Work instructions:
Restate the records in their entirety, word for word.
─── Extracted records
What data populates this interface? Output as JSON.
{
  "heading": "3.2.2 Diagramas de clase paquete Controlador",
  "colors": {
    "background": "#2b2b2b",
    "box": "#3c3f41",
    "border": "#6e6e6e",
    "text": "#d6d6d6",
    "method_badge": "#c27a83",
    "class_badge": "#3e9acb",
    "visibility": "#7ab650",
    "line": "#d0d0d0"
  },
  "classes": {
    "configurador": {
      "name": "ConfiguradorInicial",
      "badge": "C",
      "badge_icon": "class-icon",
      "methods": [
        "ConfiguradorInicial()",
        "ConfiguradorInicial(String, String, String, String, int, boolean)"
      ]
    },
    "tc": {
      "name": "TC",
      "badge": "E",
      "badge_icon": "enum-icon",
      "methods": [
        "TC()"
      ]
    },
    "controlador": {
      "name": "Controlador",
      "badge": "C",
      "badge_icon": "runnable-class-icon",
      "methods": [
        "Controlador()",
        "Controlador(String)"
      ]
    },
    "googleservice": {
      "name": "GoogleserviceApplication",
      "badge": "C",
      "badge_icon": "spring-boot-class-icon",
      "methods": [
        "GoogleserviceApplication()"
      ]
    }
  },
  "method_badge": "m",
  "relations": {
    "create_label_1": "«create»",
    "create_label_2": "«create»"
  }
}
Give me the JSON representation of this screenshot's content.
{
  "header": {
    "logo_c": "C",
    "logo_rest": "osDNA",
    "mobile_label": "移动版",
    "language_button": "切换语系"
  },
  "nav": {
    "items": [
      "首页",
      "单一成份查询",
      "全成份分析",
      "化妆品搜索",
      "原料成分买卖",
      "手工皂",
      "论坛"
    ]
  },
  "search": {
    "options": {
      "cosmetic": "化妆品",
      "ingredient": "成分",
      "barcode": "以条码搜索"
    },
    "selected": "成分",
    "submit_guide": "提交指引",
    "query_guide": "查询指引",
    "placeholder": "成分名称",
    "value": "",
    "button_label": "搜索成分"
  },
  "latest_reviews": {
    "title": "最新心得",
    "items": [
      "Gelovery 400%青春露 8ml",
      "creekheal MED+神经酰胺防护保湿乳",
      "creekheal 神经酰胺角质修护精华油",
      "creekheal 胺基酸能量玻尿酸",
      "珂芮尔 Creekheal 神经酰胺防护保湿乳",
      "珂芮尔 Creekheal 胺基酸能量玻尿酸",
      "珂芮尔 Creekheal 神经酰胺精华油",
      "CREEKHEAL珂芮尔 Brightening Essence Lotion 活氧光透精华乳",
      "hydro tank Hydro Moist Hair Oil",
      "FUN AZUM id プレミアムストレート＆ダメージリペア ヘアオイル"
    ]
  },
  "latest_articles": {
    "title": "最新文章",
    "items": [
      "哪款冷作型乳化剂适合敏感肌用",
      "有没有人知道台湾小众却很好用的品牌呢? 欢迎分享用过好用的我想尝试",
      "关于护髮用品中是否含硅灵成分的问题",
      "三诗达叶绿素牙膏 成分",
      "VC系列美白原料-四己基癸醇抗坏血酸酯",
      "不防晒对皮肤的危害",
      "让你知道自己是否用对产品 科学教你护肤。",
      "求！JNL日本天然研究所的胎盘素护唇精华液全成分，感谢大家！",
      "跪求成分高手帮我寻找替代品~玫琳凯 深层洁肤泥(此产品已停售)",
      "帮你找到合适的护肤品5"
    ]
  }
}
──────
Complete response:
What data populates this interface? Output as JSON.
{
  "heading": "3.2.2 Diagramas de clase paquete Controlador",
  "colors": {
    "background": "#2b2b2b",
    "box": "#3c3f41",
    "border": "#6e6e6e",
    "text": "#d6d6d6",
    "method_badge": "#c27a83",
    "class_badge": "#3e9acb",
    "visibility": "#7ab650",
    "line": "#d0d0d0"
  },
  "classes": {
    "configurador": {
      "name": "ConfiguradorInicial",
      "badge": "C",
      "badge_icon": "class-icon",
      "methods": [
        "ConfiguradorInicial()",
        "ConfiguradorInicial(String, String, String, String, int, boolean)"
      ]
    },
    "tc": {
      "name": "TC",
      "badge": "E",
      "badge_icon": "enum-icon",
      "methods": [
        "TC()"
      ]
    },
    "controlador": {
      "name": "Controlador",
      "badge": "C",
      "badge_icon": "runnable-class-icon",
      "methods": [
        "Controlador()",
        "Controlador(String)"
      ]
    },
    "googleservice": {
      "name": "GoogleserviceApplication",
      "badge": "C",
      "badge_icon": "spring-boot-class-icon",
      "methods": [
        "GoogleserviceApplication()"
      ]
    }
  },
  "method_badge": "m",
  "relations": {
    "create_label_1": "«create»",
    "create_label_2": "«create»"
  }
}
Give me the JSON representation of this screenshot's content.
{
  "header": {
    "logo_c": "C",
    "logo_rest": "osDNA",
    "mobile_label": "移动版",
    "language_button": "切换语系"
  },
  "nav": {
    "items": [
      "首页",
      "单一成份查询",
      "全成份分析",
      "化妆品搜索",
      "原料成分买卖",
      "手工皂",
      "论坛"
    ]
  },
  "search": {
    "options": {
      "cosmetic": "化妆品",
      "ingredient": "成分",
      "barcode": "以条码搜索"
    },
    "selected": "成分",
    "submit_guide": "提交指引",
    "query_guide": "查询指引",
    "placeholder": "成分名称",
    "value": "",
    "button_label": "搜索成分"
  },
  "latest_reviews": {
    "title": "最新心得",
    "items": [
      "Gelovery 400%青春露 8ml",
      "creekheal MED+神经酰胺防护保湿乳",
      "creekheal 神经酰胺角质修护精华油",
      "creekheal 胺基酸能量玻尿酸",
      "珂芮尔 Creekheal 神经酰胺防护保湿乳",
      "珂芮尔 Creekheal 胺基酸能量玻尿酸",
      "珂芮尔 Creekheal 神经酰胺精华油",
      "CREEKHEAL珂芮尔 Brightening Essence Lotion 活氧光透精华乳",
      "hydro tank Hydro Moist Hair Oil",
      "FUN AZUM id プレミアムストレート＆ダメージリペア ヘアオイル"
    ]
  },
  "latest_articles": {
    "title": "最新文章",
    "items": [
      "哪款冷作型乳化剂适合敏感肌用",
      "有没有人知道台湾小众却很好用的品牌呢? 欢迎分享用过好用的我想尝试",
      "关于护髮用品中是否含硅灵成分的问题",
      "三诗达叶绿素牙膏 成分",
      "VC系列美白原料-四己基癸醇抗坏血酸酯",
      "不防晒对皮肤的危害",
      "让你知道自己是否用对产品 科学教你护肤。",
      "求！JNL日本天然研究所的胎盘素护唇精华液全成分，感谢大家！",
      "跪求成分高手帮我寻找替代品~玫琳凯 深层洁肤泥(此产品已停售)",
      "帮你找到合适的护肤品5"
    ]
  }
}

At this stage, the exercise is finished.